* [Data supplied]
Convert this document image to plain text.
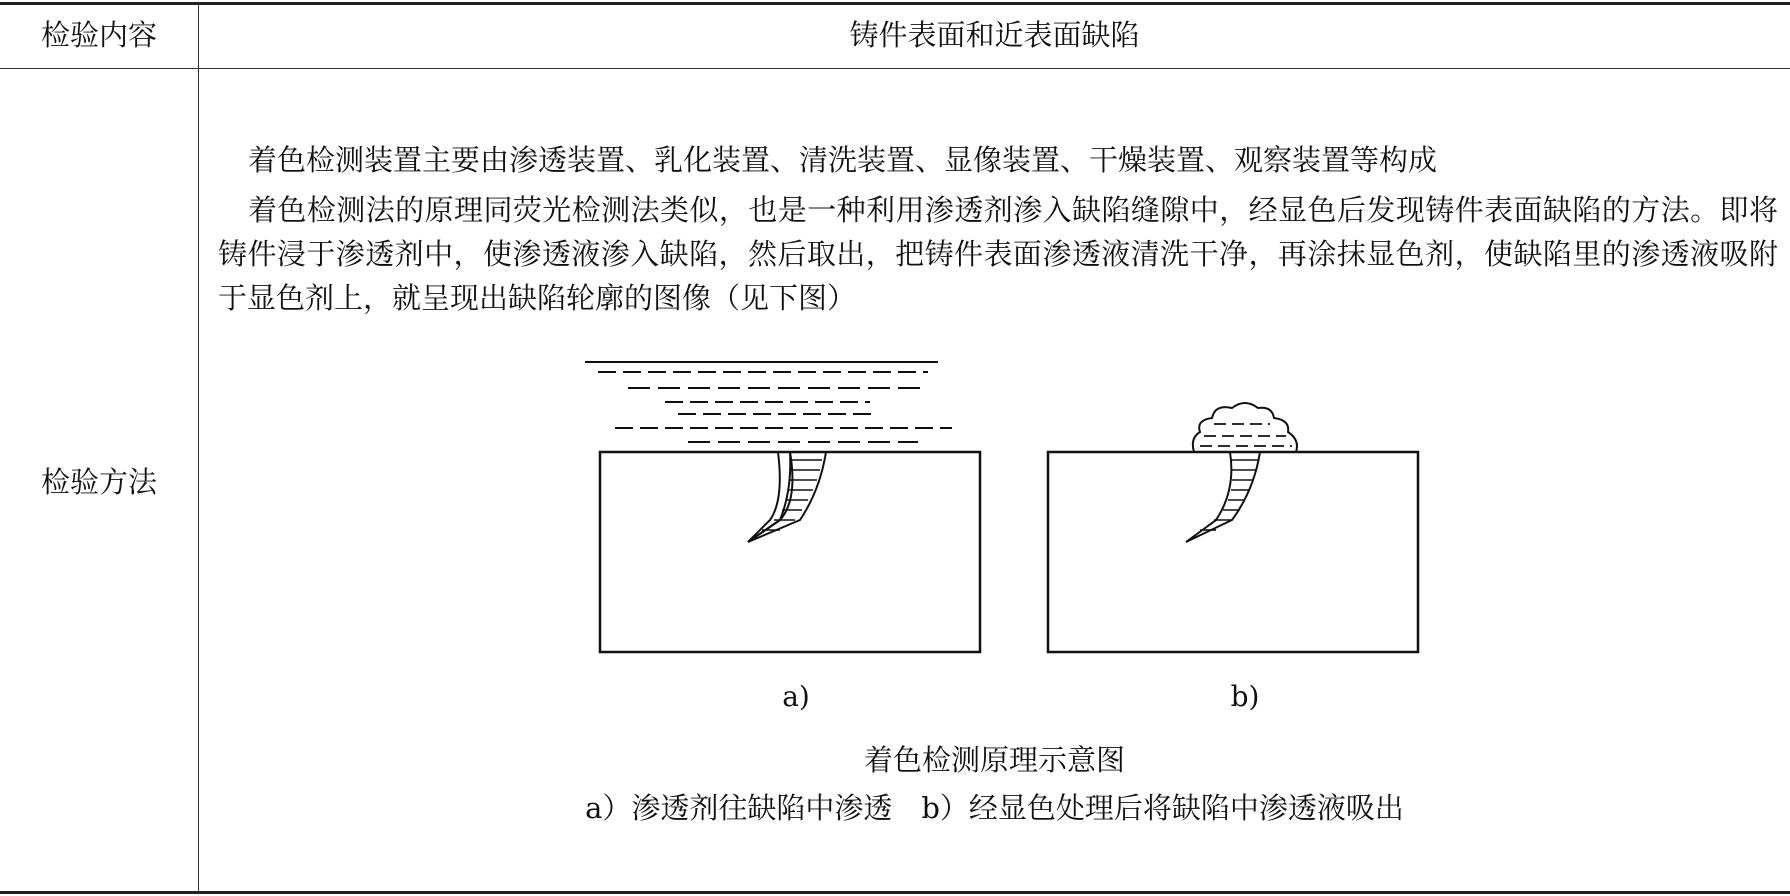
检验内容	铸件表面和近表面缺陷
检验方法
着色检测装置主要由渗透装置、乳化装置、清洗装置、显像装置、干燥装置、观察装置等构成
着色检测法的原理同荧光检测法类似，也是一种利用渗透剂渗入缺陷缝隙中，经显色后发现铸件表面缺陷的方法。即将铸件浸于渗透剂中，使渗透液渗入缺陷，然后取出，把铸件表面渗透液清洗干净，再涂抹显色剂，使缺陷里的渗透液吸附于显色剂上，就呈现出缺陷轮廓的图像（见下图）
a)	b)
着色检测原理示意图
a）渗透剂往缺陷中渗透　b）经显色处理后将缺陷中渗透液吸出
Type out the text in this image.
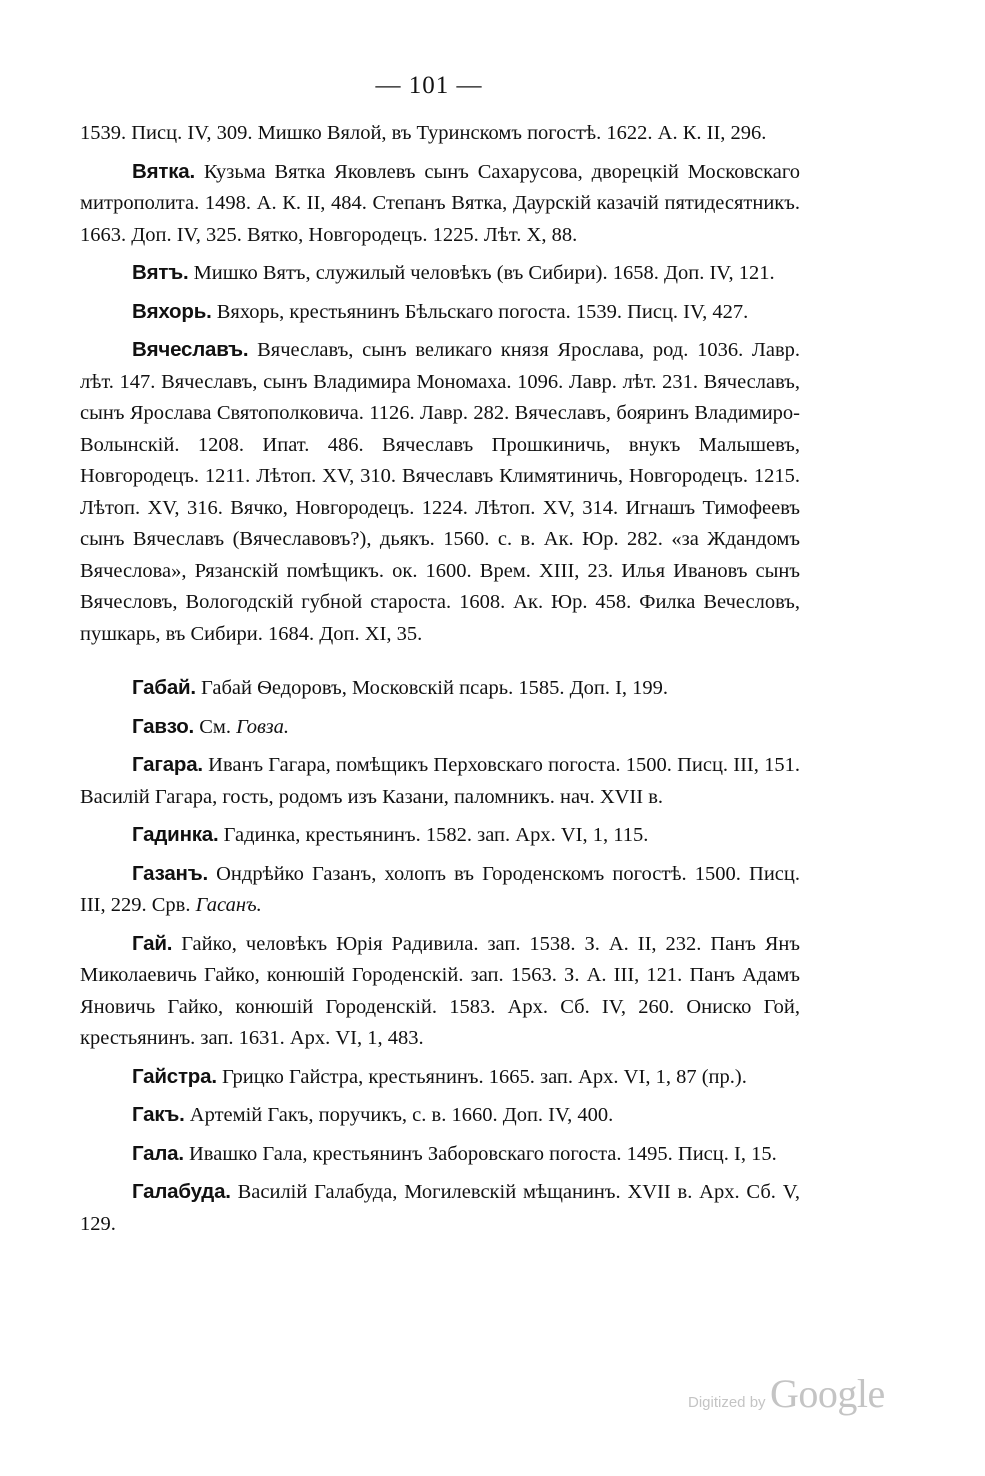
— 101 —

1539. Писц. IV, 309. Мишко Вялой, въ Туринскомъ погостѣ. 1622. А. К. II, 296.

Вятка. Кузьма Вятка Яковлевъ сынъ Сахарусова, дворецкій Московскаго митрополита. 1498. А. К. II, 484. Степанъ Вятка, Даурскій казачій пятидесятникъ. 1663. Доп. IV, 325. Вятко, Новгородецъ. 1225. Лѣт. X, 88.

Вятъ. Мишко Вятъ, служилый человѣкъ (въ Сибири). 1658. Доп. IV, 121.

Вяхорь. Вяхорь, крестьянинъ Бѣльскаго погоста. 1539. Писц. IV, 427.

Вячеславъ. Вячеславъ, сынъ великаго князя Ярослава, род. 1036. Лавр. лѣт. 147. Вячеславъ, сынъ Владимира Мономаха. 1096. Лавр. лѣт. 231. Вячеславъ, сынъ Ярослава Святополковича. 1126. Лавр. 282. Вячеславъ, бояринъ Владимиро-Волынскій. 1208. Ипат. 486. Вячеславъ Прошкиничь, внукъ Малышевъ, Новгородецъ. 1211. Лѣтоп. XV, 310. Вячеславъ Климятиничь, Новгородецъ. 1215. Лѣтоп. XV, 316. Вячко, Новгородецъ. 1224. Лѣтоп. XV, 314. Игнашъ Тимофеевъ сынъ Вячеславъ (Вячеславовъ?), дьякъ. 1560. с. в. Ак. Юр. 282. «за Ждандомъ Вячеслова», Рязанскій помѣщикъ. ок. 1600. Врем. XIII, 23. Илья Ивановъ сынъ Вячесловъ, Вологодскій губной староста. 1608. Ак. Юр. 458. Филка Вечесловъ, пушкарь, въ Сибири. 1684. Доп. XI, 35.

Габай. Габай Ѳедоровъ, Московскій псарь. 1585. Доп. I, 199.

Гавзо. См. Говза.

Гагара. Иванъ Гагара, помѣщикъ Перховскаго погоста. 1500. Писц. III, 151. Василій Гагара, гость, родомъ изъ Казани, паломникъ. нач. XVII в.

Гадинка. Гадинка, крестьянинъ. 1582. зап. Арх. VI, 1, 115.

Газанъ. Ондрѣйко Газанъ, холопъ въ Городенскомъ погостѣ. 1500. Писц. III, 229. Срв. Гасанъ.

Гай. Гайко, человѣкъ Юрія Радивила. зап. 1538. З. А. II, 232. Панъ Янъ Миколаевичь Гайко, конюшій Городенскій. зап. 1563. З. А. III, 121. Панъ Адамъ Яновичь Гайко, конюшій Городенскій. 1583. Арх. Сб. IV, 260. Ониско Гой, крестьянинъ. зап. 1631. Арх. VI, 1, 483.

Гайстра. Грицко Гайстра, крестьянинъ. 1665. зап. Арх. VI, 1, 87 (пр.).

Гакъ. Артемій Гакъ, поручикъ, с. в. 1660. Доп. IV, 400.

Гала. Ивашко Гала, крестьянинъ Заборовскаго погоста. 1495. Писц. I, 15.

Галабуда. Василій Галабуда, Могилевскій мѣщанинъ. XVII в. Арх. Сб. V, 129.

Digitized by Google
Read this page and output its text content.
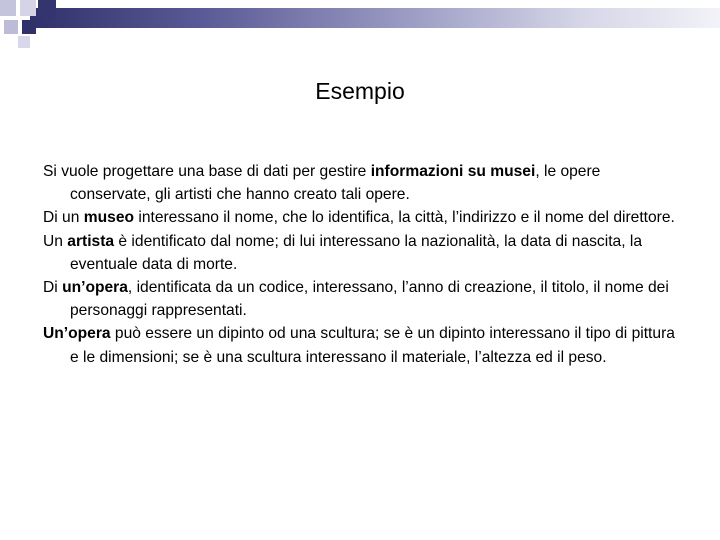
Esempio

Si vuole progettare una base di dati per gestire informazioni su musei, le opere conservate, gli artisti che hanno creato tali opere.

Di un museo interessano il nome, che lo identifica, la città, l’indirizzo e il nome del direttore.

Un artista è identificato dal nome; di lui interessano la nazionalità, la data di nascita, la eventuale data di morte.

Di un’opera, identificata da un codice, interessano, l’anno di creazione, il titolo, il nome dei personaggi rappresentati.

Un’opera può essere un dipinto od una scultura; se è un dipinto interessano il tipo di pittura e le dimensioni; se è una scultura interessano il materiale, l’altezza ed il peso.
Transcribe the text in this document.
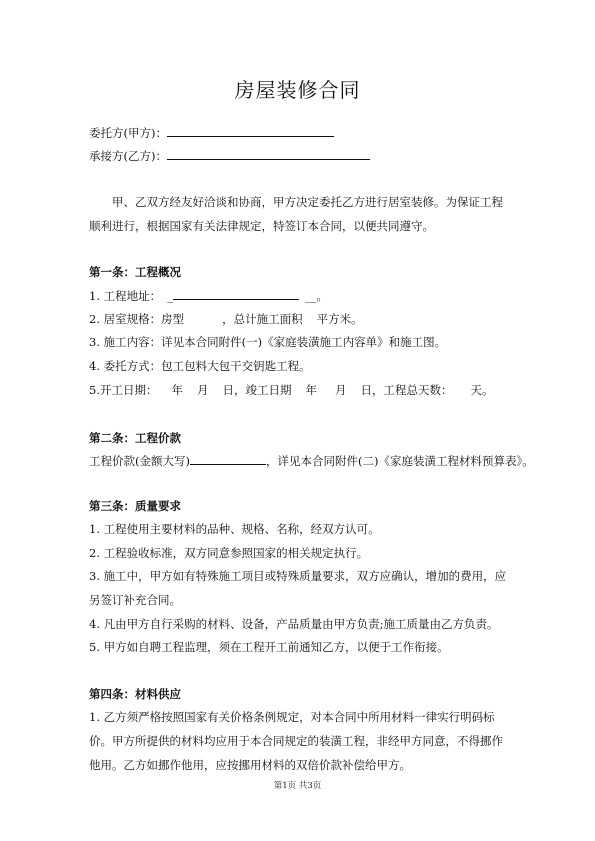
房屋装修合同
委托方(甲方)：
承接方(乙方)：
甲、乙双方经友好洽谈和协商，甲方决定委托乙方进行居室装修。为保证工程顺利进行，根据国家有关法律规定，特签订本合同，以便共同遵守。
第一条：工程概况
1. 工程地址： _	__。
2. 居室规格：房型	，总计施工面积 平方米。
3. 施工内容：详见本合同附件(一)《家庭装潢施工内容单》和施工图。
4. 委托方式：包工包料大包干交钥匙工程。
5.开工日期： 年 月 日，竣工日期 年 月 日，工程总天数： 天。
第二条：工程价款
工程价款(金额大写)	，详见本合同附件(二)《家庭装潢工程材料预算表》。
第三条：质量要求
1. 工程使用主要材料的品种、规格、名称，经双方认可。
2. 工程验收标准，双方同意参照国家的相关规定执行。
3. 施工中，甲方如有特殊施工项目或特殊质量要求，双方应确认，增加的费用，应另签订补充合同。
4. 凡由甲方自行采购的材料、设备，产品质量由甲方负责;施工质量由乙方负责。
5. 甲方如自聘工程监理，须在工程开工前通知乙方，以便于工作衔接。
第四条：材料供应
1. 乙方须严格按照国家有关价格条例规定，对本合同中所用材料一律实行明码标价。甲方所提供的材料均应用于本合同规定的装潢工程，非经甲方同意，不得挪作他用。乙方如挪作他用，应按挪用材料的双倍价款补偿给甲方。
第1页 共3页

* [Task goal] Leave out the pictures and copy everything else in the records word for word.

* [Result below]
Convert this document image to plain text.
检验内容	铸件表面和近表面缺陷
检验方法
着色检测装置主要由渗透装置、乳化装置、清洗装置、显像装置、干燥装置、观察装置等构成
着色检测法的原理同荧光检测法类似，也是一种利用渗透剂渗入缺陷缝隙中，经显色后发现铸件表面缺陷的方法。即将铸件浸于渗透剂中，使渗透液渗入缺陷，然后取出，把铸件表面渗透液清洗干净，再涂抹显色剂，使缺陷里的渗透液吸附于显色剂上，就呈现出缺陷轮廓的图像（见下图）
a)	b)
着色检测原理示意图
a）渗透剂往缺陷中渗透　b）经显色处理后将缺陷中渗透液吸出
Type out the text in this image.
— 101 —

1539. Писц. IV, 309. Мишко Вялой, въ Туринскомъ погостѣ. 1622. А. К. II, 296.

Вятка. Кузьма Вятка Яковлевъ сынъ Сахарусова, дворецкій Московскаго митрополита. 1498. А. К. II, 484. Степанъ Вятка, Даурскій казачій пятидесятникъ. 1663. Доп. IV, 325. Вятко, Новгородецъ. 1225. Лѣт. X, 88.

Вятъ. Мишко Вятъ, служилый человѣкъ (въ Сибири). 1658. Доп. IV, 121.

Вяхорь. Вяхорь, крестьянинъ Бѣльскаго погоста. 1539. Писц. IV, 427.

Вячеславъ. Вячеславъ, сынъ великаго князя Ярослава, род. 1036. Лавр. лѣт. 147. Вячеславъ, сынъ Владимира Мономаха. 1096. Лавр. лѣт. 231. Вячеславъ, сынъ Ярослава Святополковича. 1126. Лавр. 282. Вячеславъ, бояринъ Владимиро-Волынскій. 1208. Ипат. 486. Вячеславъ Прошкиничь, внукъ Малышевъ, Новгородецъ. 1211. Лѣтоп. XV, 310. Вячеславъ Климятиничь, Новгородецъ. 1215. Лѣтоп. XV, 316. Вячко, Новгородецъ. 1224. Лѣтоп. XV, 314. Игнашъ Тимофеевъ сынъ Вячеславъ (Вячеславовъ?), дьякъ. 1560. с. в. Ак. Юр. 282. «за Ждандомъ Вячеслова», Рязанскій помѣщикъ. ок. 1600. Врем. XIII, 23. Илья Ивановъ сынъ Вячесловъ, Вологодскій губной староста. 1608. Ак. Юр. 458. Филка Вечесловъ, пушкарь, въ Сибири. 1684. Доп. XI, 35.

Габай. Габай Ѳедоровъ, Московскій псарь. 1585. Доп. I, 199.

Гавзо. См. Говза.

Гагара. Иванъ Гагара, помѣщикъ Перховскаго погоста. 1500. Писц. III, 151. Василій Гагара, гость, родомъ изъ Казани, паломникъ. нач. XVII в.

Гадинка. Гадинка, крестьянинъ. 1582. зап. Арх. VI, 1, 115.

Газанъ. Ондрѣйко Газанъ, холопъ въ Городенскомъ погостѣ. 1500. Писц. III, 229. Срв. Гасанъ.

Гай. Гайко, человѣкъ Юрія Радивила. зап. 1538. З. А. II, 232. Панъ Янъ Миколаевичь Гайко, конюшій Городенскій. зап. 1563. З. А. III, 121. Панъ Адамъ Яновичь Гайко, конюшій Городенскій. 1583. Арх. Сб. IV, 260. Ониско Гой, крестьянинъ. зап. 1631. Арх. VI, 1, 483.

Гайстра. Грицко Гайстра, крестьянинъ. 1665. зап. Арх. VI, 1, 87 (пр.).

Гакъ. Артемій Гакъ, поручикъ, с. в. 1660. Доп. IV, 400.

Гала. Ивашко Гала, крестьянинъ Заборовскаго погоста. 1495. Писц. I, 15.

Галабуда. Василій Галабуда, Могилевскій мѣщанинъ. XVII в. Арх. Сб. V, 129.

Digitized by Google
Read this page and output its text content.
Esempio

Si vuole progettare una base di dati per gestire informazioni su musei, le opere conservate, gli artisti che hanno creato tali opere.

Di un museo interessano il nome, che lo identifica, la città, l’indirizzo e il nome del direttore.

Un artista è identificato dal nome; di lui interessano la nazionalità, la data di nascita, la eventuale data di morte.

Di un’opera, identificata da un codice, interessano, l’anno di creazione, il titolo, il nome dei personaggi rappresentati.

Un’opera può essere un dipinto od una scultura; se è un dipinto interessano il tipo di pittura e le dimensioni; se è una scultura interessano il materiale, l’altezza ed il peso.
Transcribe the text in this document.
房屋装修合同
委托方(甲方)：
承接方(乙方)：
甲、乙双方经友好洽谈和协商，甲方决定委托乙方进行居室装修。为保证工程顺利进行，根据国家有关法律规定，特签订本合同，以便共同遵守。
第一条：工程概况
1. 工程地址： _	__。
2. 居室规格：房型	，总计施工面积 平方米。
3. 施工内容：详见本合同附件(一)《家庭装潢施工内容单》和施工图。
4. 委托方式：包工包料大包干交钥匙工程。
5.开工日期： 年 月 日，竣工日期 年 月 日，工程总天数： 天。
第二条：工程价款
工程价款(金额大写)	，详见本合同附件(二)《家庭装潢工程材料预算表》。
第三条：质量要求
1. 工程使用主要材料的品种、规格、名称，经双方认可。
2. 工程验收标准，双方同意参照国家的相关规定执行。
3. 施工中，甲方如有特殊施工项目或特殊质量要求，双方应确认，增加的费用，应另签订补充合同。
4. 凡由甲方自行采购的材料、设备，产品质量由甲方负责;施工质量由乙方负责。
5. 甲方如自聘工程监理，须在工程开工前通知乙方，以便于工作衔接。
第四条：材料供应
1. 乙方须严格按照国家有关价格条例规定，对本合同中所用材料一律实行明码标价。甲方所提供的材料均应用于本合同规定的装潢工程，非经甲方同意，不得挪作他用。乙方如挪作他用，应按挪用材料的双倍价款补偿给甲方。
第1页 共3页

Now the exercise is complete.